Data extracted from a collection
+++
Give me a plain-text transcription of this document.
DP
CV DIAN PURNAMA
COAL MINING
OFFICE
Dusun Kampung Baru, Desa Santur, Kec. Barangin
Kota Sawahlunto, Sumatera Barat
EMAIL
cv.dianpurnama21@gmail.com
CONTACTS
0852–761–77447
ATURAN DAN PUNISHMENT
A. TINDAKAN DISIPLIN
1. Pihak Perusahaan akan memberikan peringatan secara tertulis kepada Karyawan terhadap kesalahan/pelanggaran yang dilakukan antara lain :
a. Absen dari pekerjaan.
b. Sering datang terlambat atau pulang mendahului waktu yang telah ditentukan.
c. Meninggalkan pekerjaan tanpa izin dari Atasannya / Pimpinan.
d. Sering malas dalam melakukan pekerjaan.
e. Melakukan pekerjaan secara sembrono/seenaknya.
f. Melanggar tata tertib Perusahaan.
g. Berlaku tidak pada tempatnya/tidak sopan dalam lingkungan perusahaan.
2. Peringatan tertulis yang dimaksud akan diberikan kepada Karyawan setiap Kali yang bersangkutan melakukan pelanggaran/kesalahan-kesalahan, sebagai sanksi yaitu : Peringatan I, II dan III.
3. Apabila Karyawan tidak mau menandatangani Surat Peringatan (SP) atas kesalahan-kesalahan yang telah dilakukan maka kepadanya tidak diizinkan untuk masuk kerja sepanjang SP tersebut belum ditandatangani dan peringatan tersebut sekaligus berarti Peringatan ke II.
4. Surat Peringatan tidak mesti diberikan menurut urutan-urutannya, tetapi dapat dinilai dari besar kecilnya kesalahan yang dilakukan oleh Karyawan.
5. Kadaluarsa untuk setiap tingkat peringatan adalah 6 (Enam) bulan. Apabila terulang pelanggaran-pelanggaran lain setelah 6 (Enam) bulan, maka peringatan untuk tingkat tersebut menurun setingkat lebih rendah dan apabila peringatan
+++
What the task requires
Exactly as they are written, print the entries again.

The answer
Give me a plain-text transcription of this document.
DP
CV DIAN PURNAMA
COAL MINING
OFFICE
Dusun Kampung Baru, Desa Santur, Kec. Barangin
Kota Sawahlunto, Sumatera Barat
EMAIL
cv.dianpurnama21@gmail.com
CONTACTS
0852–761–77447
ATURAN DAN PUNISHMENT
A. TINDAKAN DISIPLIN
1. Pihak Perusahaan akan memberikan peringatan secara tertulis kepada Karyawan terhadap kesalahan/pelanggaran yang dilakukan antara lain :
a. Absen dari pekerjaan.
b. Sering datang terlambat atau pulang mendahului waktu yang telah ditentukan.
c. Meninggalkan pekerjaan tanpa izin dari Atasannya / Pimpinan.
d. Sering malas dalam melakukan pekerjaan.
e. Melakukan pekerjaan secara sembrono/seenaknya.
f. Melanggar tata tertib Perusahaan.
g. Berlaku tidak pada tempatnya/tidak sopan dalam lingkungan perusahaan.
2. Peringatan tertulis yang dimaksud akan diberikan kepada Karyawan setiap Kali yang bersangkutan melakukan pelanggaran/kesalahan-kesalahan, sebagai sanksi yaitu : Peringatan I, II dan III.
3. Apabila Karyawan tidak mau menandatangani Surat Peringatan (SP) atas kesalahan-kesalahan yang telah dilakukan maka kepadanya tidak diizinkan untuk masuk kerja sepanjang SP tersebut belum ditandatangani dan peringatan tersebut sekaligus berarti Peringatan ke II.
4. Surat Peringatan tidak mesti diberikan menurut urutan-urutannya, tetapi dapat dinilai dari besar kecilnya kesalahan yang dilakukan oleh Karyawan.
5. Kadaluarsa untuk setiap tingkat peringatan adalah 6 (Enam) bulan. Apabila terulang pelanggaran-pelanggaran lain setelah 6 (Enam) bulan, maka peringatan untuk tingkat tersebut menurun setingkat lebih rendah dan apabila peringatan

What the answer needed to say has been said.